[Data entries]
____________________

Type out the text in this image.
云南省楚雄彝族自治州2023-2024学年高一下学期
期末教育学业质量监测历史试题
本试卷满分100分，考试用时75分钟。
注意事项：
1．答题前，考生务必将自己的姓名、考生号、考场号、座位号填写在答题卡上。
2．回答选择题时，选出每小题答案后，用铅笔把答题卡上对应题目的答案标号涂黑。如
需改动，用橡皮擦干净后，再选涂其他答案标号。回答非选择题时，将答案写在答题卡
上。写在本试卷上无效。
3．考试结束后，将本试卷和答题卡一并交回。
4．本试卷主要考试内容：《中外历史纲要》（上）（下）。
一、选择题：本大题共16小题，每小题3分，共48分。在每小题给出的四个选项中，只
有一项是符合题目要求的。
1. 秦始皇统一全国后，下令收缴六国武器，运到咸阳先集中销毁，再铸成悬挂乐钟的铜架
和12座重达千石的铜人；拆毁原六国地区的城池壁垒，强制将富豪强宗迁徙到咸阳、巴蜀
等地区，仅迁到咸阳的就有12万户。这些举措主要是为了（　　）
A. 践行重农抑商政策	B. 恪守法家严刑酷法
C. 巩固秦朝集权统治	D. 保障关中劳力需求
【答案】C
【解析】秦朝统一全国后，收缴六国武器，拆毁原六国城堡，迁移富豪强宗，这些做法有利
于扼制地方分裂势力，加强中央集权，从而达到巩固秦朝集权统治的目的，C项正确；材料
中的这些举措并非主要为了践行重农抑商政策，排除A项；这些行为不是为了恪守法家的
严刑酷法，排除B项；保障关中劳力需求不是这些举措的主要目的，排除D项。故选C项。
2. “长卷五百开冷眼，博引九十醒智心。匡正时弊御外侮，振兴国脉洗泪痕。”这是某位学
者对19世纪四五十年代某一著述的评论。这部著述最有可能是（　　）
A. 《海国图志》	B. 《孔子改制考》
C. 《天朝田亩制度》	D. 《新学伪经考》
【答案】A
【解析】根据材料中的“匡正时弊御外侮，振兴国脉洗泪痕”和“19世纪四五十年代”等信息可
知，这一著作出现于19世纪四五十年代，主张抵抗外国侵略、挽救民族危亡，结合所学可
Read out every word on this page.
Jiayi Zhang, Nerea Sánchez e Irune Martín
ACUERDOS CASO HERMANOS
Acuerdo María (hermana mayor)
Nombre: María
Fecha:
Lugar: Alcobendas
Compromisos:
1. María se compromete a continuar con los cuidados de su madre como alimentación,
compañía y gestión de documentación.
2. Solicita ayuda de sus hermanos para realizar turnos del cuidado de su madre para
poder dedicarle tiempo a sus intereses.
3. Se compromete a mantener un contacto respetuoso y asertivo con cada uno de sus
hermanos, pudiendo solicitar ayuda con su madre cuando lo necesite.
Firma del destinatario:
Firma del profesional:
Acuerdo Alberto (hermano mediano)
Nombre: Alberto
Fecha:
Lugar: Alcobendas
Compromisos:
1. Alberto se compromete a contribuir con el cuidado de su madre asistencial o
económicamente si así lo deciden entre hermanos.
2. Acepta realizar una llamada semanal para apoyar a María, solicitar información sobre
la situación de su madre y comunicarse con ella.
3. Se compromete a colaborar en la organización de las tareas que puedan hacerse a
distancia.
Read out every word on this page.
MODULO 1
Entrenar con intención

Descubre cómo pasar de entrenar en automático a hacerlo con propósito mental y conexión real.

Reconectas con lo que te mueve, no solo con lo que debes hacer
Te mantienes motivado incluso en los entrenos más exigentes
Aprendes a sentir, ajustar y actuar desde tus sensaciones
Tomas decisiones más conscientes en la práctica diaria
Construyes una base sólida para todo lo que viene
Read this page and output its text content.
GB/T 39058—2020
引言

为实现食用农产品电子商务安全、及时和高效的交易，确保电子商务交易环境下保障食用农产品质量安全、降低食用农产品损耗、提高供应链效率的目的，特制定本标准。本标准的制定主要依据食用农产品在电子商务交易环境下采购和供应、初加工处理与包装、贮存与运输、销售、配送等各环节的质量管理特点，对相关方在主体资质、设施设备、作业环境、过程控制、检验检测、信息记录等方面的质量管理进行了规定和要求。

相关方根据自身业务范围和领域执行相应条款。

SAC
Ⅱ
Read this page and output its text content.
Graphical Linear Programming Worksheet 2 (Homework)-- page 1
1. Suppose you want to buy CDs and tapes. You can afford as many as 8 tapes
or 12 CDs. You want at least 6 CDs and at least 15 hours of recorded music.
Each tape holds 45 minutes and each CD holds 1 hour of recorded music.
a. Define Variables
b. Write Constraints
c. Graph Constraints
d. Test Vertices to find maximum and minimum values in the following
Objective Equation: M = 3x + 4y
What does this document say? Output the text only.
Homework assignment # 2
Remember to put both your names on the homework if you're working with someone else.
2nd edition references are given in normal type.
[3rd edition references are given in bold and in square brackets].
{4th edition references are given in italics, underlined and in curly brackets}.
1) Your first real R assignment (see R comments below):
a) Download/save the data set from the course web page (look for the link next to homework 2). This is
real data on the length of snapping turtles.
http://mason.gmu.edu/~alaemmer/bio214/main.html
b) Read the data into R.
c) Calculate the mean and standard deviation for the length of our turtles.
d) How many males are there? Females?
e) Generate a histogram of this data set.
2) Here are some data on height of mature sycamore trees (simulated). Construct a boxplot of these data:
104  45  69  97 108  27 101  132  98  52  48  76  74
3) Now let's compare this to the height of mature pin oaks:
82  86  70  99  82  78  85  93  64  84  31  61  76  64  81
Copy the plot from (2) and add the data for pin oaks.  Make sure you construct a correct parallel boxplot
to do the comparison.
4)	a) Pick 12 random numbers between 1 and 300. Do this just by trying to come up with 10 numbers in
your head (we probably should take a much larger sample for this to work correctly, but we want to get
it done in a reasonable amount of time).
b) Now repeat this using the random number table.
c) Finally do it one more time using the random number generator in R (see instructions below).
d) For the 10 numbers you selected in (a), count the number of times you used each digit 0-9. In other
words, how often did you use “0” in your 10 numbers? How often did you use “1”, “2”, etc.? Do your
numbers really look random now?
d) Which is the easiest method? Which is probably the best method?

____________________

#### [Exercise aim]
Search the data above for lines holding "with" and copy each of them.

#### [Written answer]
Remember to put both your names on the homework if you're working with someone else.
4)	a) Pick 12 random numbers between 1 and 300. Do this just by trying to come up with 10 numbers in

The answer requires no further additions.